# [EXERCISE DIRECTIONS]
Could every line of the data be printed exactly as it reads?
--- RECORDS PROVIDED ---
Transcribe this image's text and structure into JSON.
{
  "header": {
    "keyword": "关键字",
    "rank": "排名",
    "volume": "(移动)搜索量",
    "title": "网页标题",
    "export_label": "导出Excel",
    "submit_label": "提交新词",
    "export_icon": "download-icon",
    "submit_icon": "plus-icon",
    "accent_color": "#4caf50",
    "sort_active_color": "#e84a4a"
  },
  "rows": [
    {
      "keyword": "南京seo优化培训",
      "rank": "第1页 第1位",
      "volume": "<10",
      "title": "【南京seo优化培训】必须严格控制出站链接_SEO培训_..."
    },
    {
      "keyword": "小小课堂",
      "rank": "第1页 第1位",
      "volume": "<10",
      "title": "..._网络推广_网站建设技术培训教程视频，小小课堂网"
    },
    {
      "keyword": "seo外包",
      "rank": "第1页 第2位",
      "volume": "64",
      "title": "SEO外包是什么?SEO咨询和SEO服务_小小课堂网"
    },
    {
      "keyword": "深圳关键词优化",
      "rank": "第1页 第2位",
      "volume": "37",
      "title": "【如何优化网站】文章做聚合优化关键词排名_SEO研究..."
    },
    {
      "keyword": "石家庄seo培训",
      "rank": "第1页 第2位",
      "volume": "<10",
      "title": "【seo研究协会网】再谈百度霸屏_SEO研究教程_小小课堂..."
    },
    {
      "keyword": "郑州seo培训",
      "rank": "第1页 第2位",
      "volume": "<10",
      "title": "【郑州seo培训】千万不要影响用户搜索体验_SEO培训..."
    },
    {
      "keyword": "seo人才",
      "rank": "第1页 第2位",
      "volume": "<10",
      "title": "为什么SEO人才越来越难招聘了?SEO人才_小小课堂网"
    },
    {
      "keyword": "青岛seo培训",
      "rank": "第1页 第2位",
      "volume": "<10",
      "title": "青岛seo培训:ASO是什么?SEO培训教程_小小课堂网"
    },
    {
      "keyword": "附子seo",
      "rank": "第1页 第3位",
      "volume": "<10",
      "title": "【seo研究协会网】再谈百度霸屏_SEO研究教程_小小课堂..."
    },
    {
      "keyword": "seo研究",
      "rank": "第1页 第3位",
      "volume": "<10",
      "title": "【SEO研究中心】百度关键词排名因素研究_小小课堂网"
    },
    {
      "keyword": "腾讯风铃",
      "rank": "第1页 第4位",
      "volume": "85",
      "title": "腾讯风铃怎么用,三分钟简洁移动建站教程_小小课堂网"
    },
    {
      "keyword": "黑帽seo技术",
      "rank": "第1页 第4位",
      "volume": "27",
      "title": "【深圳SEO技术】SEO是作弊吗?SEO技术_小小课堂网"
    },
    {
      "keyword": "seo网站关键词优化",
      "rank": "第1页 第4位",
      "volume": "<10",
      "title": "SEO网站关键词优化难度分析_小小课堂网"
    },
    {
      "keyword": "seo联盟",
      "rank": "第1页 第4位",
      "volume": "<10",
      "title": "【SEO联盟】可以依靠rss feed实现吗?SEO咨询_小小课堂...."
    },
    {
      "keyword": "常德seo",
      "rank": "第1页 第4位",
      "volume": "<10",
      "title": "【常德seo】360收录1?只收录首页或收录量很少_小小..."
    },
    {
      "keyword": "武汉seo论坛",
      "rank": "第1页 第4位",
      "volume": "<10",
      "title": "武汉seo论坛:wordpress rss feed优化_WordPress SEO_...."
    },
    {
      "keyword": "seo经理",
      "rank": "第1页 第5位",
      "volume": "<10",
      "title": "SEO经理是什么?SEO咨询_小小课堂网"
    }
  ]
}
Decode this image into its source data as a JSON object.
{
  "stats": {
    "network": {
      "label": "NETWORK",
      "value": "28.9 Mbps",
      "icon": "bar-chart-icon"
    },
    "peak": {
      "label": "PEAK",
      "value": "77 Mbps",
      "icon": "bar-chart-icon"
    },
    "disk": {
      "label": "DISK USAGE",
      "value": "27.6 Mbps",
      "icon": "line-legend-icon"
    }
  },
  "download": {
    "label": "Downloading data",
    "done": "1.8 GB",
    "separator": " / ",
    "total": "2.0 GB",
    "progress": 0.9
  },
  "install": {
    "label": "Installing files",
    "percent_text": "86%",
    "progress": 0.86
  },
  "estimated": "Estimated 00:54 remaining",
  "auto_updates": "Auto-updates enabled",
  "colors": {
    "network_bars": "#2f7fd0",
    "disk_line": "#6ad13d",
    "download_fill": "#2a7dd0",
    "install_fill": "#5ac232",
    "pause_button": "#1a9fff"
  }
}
---
# [COMPLETED EXERCISE]
Transcribe this image's text and structure into JSON.
{
  "header": {
    "keyword": "关键字",
    "rank": "排名",
    "volume": "(移动)搜索量",
    "title": "网页标题",
    "export_label": "导出Excel",
    "submit_label": "提交新词",
    "export_icon": "download-icon",
    "submit_icon": "plus-icon",
    "accent_color": "#4caf50",
    "sort_active_color": "#e84a4a"
  },
  "rows": [
    {
      "keyword": "南京seo优化培训",
      "rank": "第1页 第1位",
      "volume": "<10",
      "title": "【南京seo优化培训】必须严格控制出站链接_SEO培训_..."
    },
    {
      "keyword": "小小课堂",
      "rank": "第1页 第1位",
      "volume": "<10",
      "title": "..._网络推广_网站建设技术培训教程视频，小小课堂网"
    },
    {
      "keyword": "seo外包",
      "rank": "第1页 第2位",
      "volume": "64",
      "title": "SEO外包是什么?SEO咨询和SEO服务_小小课堂网"
    },
    {
      "keyword": "深圳关键词优化",
      "rank": "第1页 第2位",
      "volume": "37",
      "title": "【如何优化网站】文章做聚合优化关键词排名_SEO研究..."
    },
    {
      "keyword": "石家庄seo培训",
      "rank": "第1页 第2位",
      "volume": "<10",
      "title": "【seo研究协会网】再谈百度霸屏_SEO研究教程_小小课堂..."
    },
    {
      "keyword": "郑州seo培训",
      "rank": "第1页 第2位",
      "volume": "<10",
      "title": "【郑州seo培训】千万不要影响用户搜索体验_SEO培训..."
    },
    {
      "keyword": "seo人才",
      "rank": "第1页 第2位",
      "volume": "<10",
      "title": "为什么SEO人才越来越难招聘了?SEO人才_小小课堂网"
    },
    {
      "keyword": "青岛seo培训",
      "rank": "第1页 第2位",
      "volume": "<10",
      "title": "青岛seo培训:ASO是什么?SEO培训教程_小小课堂网"
    },
    {
      "keyword": "附子seo",
      "rank": "第1页 第3位",
      "volume": "<10",
      "title": "【seo研究协会网】再谈百度霸屏_SEO研究教程_小小课堂..."
    },
    {
      "keyword": "seo研究",
      "rank": "第1页 第3位",
      "volume": "<10",
      "title": "【SEO研究中心】百度关键词排名因素研究_小小课堂网"
    },
    {
      "keyword": "腾讯风铃",
      "rank": "第1页 第4位",
      "volume": "85",
      "title": "腾讯风铃怎么用,三分钟简洁移动建站教程_小小课堂网"
    },
    {
      "keyword": "黑帽seo技术",
      "rank": "第1页 第4位",
      "volume": "27",
      "title": "【深圳SEO技术】SEO是作弊吗?SEO技术_小小课堂网"
    },
    {
      "keyword": "seo网站关键词优化",
      "rank": "第1页 第4位",
      "volume": "<10",
      "title": "SEO网站关键词优化难度分析_小小课堂网"
    },
    {
      "keyword": "seo联盟",
      "rank": "第1页 第4位",
      "volume": "<10",
      "title": "【SEO联盟】可以依靠rss feed实现吗?SEO咨询_小小课堂...."
    },
    {
      "keyword": "常德seo",
      "rank": "第1页 第4位",
      "volume": "<10",
      "title": "【常德seo】360收录1?只收录首页或收录量很少_小小..."
    },
    {
      "keyword": "武汉seo论坛",
      "rank": "第1页 第4位",
      "volume": "<10",
      "title": "武汉seo论坛:wordpress rss feed优化_WordPress SEO_...."
    },
    {
      "keyword": "seo经理",
      "rank": "第1页 第5位",
      "volume": "<10",
      "title": "SEO经理是什么?SEO咨询_小小课堂网"
    }
  ]
}
Decode this image into its source data as a JSON object.
{
  "stats": {
    "network": {
      "label": "NETWORK",
      "value": "28.9 Mbps",
      "icon": "bar-chart-icon"
    },
    "peak": {
      "label": "PEAK",
      "value": "77 Mbps",
      "icon": "bar-chart-icon"
    },
    "disk": {
      "label": "DISK USAGE",
      "value": "27.6 Mbps",
      "icon": "line-legend-icon"
    }
  },
  "download": {
    "label": "Downloading data",
    "done": "1.8 GB",
    "separator": " / ",
    "total": "2.0 GB",
    "progress": 0.9
  },
  "install": {
    "label": "Installing files",
    "percent_text": "86%",
    "progress": 0.86
  },
  "estimated": "Estimated 00:54 remaining",
  "auto_updates": "Auto-updates enabled",
  "colors": {
    "network_bars": "#2f7fd0",
    "disk_line": "#6ad13d",
    "download_fill": "#2a7dd0",
    "install_fill": "#5ac232",
    "pause_button": "#1a9fff"
  }
}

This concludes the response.